“Friends of Diego” Newsletter

August 2017

Estrella Boissevain, Photograph for Vogue, New York, 1938 by HorstEstrella Boissevain, Horst P Horst photo for Vogue magazine, 1938

Dear Friends of Diego,

ALERTS: The August 12th benefit opening of Cherrie Moraga’s The Mathematics of Love at the Brava Theater supports the Chicana/Latina Foundation.

In anticipation of the DeYoung’s Teotihuacán: City of Water, City of Fire show opening September 30, now is a good time to enroll in Art 105 in our CCSF Latin American and Latina/o Studies with Dr. Edgar Torres, mi amigo and truly one of City College’s treasures.

We were excited at the end of June to pore over a Diego Rivera mural drawing at SFMOMA with curators James Oles, Caitlin Haskell (Edvard Munch – a great show), and Michelle Barger, Head of Conservation. We inspected the 13 foot, original 5-panel concept drawing for Pan American Unity that Rivera abandoned very soon as he made more precise drawings. Re-inspecting the drawing I’d first seen in November 2015 with SFMOMA & LACMA curators, helped refine my imagery chronology. I will see James Oles in Mexico City in November. [It was a surprise to see that the open space, which I’ve looked out on for years behind the Hotel Catedral, was the site of an Aztec Ball Court!]

As part of the Getty initiative’s Pacific Standard Time: LA/LA some smaller SFMOMA Diego Rivera mural drawings are being loaned to LACMA for their Found in Translation: Design in California and Mexico 1915-1985 show. A tip of the hat to my friend John Crosse for bringing me into the mix a few years back. In an embarrassment of riches, though LACMA has invited me to the September 2017 opening, I will be in Barcelona paying a working visit to the  Museu Picasso and the Galeria Joan Gaspar. (The Galeria is home to Picasso’s drawing Self Portrait as Suitor, which has Diego Rivera in the distance walking toward Picasso and which according to Picasso’s biographer John Richardson speaks to their sexual rivalry.) When I return in October, I also plan to see Another Promised Land: Anita Brenner’s Mexico. Here is background on that show.

In 1935 Estrella Elizaga (1938 photo has her reverting to her first married name) hosted a Mexico City party for George Gershwin, the subject of my play, Rapsodia en Azul: An American in Mexico. (I’ve finally finished the first draft). Recently Estrella’s grandson Nick Madigan was in town, so we got together. A contributor to the NY Times, he’s writing his grandmother’s biography. To help me with my play, a couple of years ago he generously gave me anecdotes of this phenomenal women who counted Charlie Chaplin, Diego Rivera, and Marlene Dietrich among her friends. Now an ageless 93 year old, Nick’s mother Cynthia as an eleven year old heard Gershwin perform all of Porgy and Bess for the party guests. Nick is putting me in touch with her and getting me the address of their Mexico City house on Paseo de la Reforma.

What to work on
a – In the Friends of Diego newsletter, what is the title of the play about George Gershwin?
b – Pick up the August 2017 Friends of Diego newsletter after its last sentence and keep writing it.

Stored entries
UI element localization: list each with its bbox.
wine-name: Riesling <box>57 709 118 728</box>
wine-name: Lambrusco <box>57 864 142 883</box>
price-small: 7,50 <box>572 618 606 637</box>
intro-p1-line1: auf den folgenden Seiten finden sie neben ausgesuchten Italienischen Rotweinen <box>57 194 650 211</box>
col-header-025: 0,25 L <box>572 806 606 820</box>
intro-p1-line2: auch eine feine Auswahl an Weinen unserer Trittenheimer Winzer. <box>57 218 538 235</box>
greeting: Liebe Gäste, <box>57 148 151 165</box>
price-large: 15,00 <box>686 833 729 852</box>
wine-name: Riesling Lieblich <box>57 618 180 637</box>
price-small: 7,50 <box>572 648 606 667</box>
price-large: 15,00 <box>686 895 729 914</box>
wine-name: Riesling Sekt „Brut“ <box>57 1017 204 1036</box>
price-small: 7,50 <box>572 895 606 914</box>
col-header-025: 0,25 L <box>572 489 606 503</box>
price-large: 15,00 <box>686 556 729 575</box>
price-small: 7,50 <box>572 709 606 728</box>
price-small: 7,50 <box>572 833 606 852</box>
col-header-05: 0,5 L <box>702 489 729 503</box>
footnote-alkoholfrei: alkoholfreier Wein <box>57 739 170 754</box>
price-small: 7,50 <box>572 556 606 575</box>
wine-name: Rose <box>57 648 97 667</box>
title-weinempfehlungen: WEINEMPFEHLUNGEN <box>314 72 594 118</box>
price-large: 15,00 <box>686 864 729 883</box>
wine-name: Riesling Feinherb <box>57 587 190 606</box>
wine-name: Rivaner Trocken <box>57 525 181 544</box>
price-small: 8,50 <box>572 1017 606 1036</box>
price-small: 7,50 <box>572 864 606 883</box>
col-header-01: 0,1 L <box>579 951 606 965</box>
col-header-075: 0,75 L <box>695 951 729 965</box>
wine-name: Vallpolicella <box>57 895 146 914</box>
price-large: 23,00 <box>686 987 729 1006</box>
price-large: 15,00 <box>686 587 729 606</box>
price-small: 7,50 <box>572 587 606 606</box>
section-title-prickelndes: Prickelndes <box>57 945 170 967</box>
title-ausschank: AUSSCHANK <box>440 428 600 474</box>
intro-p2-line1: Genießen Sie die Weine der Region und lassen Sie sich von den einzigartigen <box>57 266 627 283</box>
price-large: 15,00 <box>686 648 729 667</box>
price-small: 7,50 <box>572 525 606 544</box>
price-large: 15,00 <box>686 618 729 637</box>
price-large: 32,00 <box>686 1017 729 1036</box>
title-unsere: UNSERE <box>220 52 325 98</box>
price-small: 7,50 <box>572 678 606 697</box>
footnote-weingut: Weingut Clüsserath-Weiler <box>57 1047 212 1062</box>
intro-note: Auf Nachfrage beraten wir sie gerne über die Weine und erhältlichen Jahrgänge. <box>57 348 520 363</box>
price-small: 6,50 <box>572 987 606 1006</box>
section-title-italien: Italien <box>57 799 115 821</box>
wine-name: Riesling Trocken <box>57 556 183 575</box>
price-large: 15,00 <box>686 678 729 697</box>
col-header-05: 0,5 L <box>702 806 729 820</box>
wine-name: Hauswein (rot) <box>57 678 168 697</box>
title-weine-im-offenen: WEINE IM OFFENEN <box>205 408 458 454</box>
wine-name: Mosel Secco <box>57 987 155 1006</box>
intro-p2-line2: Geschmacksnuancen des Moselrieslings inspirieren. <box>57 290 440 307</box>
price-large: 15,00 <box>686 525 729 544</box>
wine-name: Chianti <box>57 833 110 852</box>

In response
a – Rapsodia en Azul: An American in Mexico

b –
Working with Michael Owens at the Gershwin Trust we have facilitated the Museo Casa Estudio getting a selection of the George Gershwin photos taken there in 1935. Importantly, this will support redundancy in people who know this important story.

Thanks for all your help finding a copy of the Walls of Fire DVD. So many of you came up with libraries housing the work. I’m still looking to buy a very hard-to-find copy. Siqueiros’ painting of “Gershwin in Concert referenced in that film shows up in this video (~ 1:47) about Paint the Revolution; at its last stop, the Museum of Fine Arts, Houston.

CCSF Music Department Chair Madeline Mueller made my day by telling me she had acquired some new Emmy Lou Packard papers. They will be a welcome addition to our archives.

CCSF’s new Chancellor Mark Rocha is moving forward on the College’s plans for the Performing Arts Education Center and on significant outside offers of help with the mural move.

Had a nice visit to the mural from my friend Maria Pinedo, a founding artist at the Galería de la Raza, and fabulous papel picado artist Beatriz Vasquez, newly arrived to San Francisco on a fellowship. Lunch at Gallardo’s was a treat for us all. (I always take home the extra house-made tortillas to make quesadillas.)

Mexican Consulate news: The Jalisco Philharmonic Orchestra performed in July at Davies Hall. Their first act included Revueltas, Arturo Márquez, and a Javier Álvarez piece with Tambuco, whom I’d seen perform at San Ildefonso in March.

Their second act, very dear to my heart, was Aaron Copeland’s Salón de México and Gershwin’s Catfish Row suite from Porgy and Bess. The Consulate’s extensive July Mex Am Festival programming included Everybody Loves Somebody at the Roxie with filmmaker Catalina Aguilar Mastretta in attendance.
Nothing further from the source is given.